STATED PROBLEM> Please write out the material below exactly as given.

Raw records
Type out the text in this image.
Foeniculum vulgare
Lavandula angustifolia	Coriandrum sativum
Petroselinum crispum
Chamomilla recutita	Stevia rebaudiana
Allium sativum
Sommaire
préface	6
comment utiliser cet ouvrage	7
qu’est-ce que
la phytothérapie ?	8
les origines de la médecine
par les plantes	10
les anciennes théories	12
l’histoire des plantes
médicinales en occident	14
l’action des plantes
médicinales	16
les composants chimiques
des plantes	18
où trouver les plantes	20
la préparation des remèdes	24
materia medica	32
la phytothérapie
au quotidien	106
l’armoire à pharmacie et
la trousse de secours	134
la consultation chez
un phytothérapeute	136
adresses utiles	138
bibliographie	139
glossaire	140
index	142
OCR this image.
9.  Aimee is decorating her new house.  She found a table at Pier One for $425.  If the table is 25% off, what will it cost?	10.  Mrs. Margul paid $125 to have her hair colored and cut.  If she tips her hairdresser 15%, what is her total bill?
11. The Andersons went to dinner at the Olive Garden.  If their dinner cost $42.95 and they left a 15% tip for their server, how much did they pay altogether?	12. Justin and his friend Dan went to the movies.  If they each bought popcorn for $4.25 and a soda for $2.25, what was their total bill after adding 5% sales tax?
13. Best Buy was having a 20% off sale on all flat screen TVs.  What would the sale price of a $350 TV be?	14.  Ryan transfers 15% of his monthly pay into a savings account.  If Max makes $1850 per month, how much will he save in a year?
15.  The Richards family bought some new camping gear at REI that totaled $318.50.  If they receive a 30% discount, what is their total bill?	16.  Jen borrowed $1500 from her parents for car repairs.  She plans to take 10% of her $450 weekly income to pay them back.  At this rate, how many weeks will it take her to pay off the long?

EXERCISE RESPONSE>
Type out the text in this image.
Foeniculum vulgare
Lavandula angustifolia	Coriandrum sativum
Petroselinum crispum
Chamomilla recutita	Stevia rebaudiana
Allium sativum
Sommaire
préface	6
comment utiliser cet ouvrage	7
qu’est-ce que
la phytothérapie ?	8
les origines de la médecine
par les plantes	10
les anciennes théories	12
l’histoire des plantes
médicinales en occident	14
l’action des plantes
médicinales	16
les composants chimiques
des plantes	18
où trouver les plantes	20
la préparation des remèdes	24
materia medica	32
la phytothérapie
au quotidien	106
l’armoire à pharmacie et
la trousse de secours	134
la consultation chez
un phytothérapeute	136
adresses utiles	138
bibliographie	139
glossaire	140
index	142
OCR this image.
9.  Aimee is decorating her new house.  She found a table at Pier One for $425.  If the table is 25% off, what will it cost?	10.  Mrs. Margul paid $125 to have her hair colored and cut.  If she tips her hairdresser 15%, what is her total bill?
11. The Andersons went to dinner at the Olive Garden.  If their dinner cost $42.95 and they left a 15% tip for their server, how much did they pay altogether?	12. Justin and his friend Dan went to the movies.  If they each bought popcorn for $4.25 and a soda for $2.25, what was their total bill after adding 5% sales tax?
13. Best Buy was having a 20% off sale on all flat screen TVs.  What would the sale price of a $350 TV be?	14.  Ryan transfers 15% of his monthly pay into a savings account.  If Max makes $1850 per month, how much will he save in a year?
15.  The Richards family bought some new camping gear at REI that totaled $318.50.  If they receive a 30% discount, what is their total bill?	16.  Jen borrowed $1500 from her parents for car repairs.  She plans to take 10% of her $450 weekly income to pay them back.  At this rate, how many weeks will it take her to pay off the long?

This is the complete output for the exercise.